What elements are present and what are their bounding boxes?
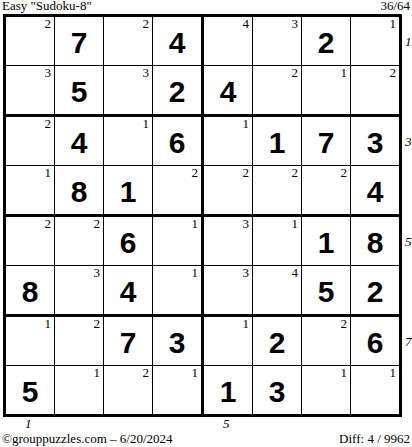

---

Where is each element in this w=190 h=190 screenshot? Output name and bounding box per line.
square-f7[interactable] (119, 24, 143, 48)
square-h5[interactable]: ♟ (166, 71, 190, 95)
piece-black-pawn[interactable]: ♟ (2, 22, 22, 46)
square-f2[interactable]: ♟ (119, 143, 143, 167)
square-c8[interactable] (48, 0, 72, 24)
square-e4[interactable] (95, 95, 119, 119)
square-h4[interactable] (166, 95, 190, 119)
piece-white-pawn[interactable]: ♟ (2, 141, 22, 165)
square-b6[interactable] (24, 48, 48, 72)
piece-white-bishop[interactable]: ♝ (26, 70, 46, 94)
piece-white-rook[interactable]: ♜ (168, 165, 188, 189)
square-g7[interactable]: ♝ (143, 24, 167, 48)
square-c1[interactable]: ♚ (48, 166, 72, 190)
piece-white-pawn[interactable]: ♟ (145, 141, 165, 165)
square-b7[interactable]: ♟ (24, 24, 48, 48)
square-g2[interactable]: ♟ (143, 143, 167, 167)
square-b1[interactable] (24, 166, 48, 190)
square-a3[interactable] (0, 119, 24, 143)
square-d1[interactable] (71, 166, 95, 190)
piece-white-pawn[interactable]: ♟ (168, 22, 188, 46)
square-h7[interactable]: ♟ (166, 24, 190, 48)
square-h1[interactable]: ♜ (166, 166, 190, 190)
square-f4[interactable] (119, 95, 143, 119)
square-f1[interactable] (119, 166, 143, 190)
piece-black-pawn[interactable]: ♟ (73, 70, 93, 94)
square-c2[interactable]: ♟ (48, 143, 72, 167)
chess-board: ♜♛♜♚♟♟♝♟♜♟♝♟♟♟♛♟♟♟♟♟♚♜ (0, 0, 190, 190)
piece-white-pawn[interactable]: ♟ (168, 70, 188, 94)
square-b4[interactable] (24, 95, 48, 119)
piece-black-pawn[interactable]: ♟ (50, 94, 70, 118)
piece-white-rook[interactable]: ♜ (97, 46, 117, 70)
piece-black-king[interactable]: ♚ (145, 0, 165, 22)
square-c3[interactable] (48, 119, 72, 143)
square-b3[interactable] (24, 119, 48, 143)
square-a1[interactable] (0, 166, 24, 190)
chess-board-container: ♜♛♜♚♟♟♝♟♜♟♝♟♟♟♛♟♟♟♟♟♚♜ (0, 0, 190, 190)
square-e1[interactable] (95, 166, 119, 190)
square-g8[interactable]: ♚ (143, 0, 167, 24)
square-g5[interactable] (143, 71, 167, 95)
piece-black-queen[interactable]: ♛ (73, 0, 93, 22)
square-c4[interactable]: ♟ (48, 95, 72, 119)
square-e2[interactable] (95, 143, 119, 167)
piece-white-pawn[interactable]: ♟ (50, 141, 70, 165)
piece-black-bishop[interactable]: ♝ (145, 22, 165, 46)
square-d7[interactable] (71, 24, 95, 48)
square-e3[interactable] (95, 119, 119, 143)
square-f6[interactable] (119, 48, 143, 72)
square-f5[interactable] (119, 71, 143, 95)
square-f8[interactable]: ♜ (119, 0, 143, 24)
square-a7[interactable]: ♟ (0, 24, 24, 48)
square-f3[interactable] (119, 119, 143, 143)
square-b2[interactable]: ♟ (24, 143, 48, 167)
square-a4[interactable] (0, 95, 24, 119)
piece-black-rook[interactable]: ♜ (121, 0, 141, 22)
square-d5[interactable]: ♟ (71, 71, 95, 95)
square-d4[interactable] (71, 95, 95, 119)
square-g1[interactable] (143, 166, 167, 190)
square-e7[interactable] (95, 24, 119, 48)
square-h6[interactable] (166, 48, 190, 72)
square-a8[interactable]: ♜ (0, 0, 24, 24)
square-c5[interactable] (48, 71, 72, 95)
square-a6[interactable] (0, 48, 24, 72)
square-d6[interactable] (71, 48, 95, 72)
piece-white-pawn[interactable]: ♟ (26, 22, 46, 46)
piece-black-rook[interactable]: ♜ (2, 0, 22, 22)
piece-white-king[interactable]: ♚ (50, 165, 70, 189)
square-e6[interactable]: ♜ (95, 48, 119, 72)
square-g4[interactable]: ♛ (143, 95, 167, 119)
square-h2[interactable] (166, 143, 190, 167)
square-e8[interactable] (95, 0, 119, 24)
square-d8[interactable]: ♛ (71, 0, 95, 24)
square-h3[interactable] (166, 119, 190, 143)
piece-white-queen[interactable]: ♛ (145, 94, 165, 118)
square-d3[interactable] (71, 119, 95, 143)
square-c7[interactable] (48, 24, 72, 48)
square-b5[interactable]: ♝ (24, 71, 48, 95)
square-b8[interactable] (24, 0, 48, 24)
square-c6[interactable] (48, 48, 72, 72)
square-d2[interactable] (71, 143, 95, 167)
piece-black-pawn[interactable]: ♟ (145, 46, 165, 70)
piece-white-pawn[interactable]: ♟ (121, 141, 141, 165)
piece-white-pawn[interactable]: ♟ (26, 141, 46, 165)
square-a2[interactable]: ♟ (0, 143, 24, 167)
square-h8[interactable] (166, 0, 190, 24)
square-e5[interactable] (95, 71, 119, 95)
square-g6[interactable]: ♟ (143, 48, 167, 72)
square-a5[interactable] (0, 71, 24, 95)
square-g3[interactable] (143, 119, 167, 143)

## What is asked
Select every line of the records above that contains the string "bishop", copying each line in full.

## Finished exercise
piece-white-bishop[interactable]: ♝ (26, 70, 46, 94)
piece-black-bishop[interactable]: ♝ (145, 22, 165, 46)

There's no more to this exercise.